(Data entries for graphics)

******************************

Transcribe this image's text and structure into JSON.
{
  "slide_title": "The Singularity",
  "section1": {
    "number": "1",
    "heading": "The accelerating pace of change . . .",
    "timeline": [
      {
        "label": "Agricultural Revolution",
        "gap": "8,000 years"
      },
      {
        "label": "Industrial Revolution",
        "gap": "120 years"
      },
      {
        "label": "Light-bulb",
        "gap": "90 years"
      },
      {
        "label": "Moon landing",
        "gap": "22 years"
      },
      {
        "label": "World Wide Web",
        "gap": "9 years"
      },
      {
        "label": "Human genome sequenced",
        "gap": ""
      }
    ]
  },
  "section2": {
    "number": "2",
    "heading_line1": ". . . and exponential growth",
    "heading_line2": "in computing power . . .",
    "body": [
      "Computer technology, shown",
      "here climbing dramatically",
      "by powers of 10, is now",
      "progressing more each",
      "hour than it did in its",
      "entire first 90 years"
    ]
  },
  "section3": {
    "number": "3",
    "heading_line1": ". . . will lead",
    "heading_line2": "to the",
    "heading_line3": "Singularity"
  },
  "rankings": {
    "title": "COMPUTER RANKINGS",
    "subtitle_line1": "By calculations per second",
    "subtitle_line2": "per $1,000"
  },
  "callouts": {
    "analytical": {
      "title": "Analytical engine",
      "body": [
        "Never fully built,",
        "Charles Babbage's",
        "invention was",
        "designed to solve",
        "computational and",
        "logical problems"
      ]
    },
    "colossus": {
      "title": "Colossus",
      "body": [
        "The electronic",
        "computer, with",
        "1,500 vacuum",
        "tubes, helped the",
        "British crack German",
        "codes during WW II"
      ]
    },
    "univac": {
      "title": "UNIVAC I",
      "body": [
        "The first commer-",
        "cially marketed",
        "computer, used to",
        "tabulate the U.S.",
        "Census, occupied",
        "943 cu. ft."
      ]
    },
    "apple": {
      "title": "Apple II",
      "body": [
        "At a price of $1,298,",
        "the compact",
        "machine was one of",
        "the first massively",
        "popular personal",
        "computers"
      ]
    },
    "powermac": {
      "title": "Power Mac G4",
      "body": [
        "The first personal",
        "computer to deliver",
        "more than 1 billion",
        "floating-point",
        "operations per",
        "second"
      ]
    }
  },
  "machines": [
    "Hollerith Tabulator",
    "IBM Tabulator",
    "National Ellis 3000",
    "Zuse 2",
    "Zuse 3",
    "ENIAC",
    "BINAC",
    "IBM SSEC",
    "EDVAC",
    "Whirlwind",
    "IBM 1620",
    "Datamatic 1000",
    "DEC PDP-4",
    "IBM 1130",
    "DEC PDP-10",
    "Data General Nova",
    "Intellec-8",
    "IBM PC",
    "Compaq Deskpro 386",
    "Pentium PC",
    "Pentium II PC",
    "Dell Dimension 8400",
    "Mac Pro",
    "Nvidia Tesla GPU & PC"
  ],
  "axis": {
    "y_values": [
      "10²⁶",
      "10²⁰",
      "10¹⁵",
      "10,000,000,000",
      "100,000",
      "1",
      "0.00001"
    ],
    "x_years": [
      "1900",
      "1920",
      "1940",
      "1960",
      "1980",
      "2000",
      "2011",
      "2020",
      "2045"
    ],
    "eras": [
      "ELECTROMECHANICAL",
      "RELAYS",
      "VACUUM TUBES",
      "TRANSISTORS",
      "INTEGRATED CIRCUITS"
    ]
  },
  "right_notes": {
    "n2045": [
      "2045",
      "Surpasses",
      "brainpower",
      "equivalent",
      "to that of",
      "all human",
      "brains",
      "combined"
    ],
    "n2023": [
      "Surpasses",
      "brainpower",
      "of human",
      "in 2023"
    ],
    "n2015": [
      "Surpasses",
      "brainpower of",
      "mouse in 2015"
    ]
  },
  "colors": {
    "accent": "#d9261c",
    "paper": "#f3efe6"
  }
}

******************************

• [Task description]: Copy every line from the records above that contains the string "than".

• [Response to this task]:
      "hour than it did in its",
        "more than 1 billion",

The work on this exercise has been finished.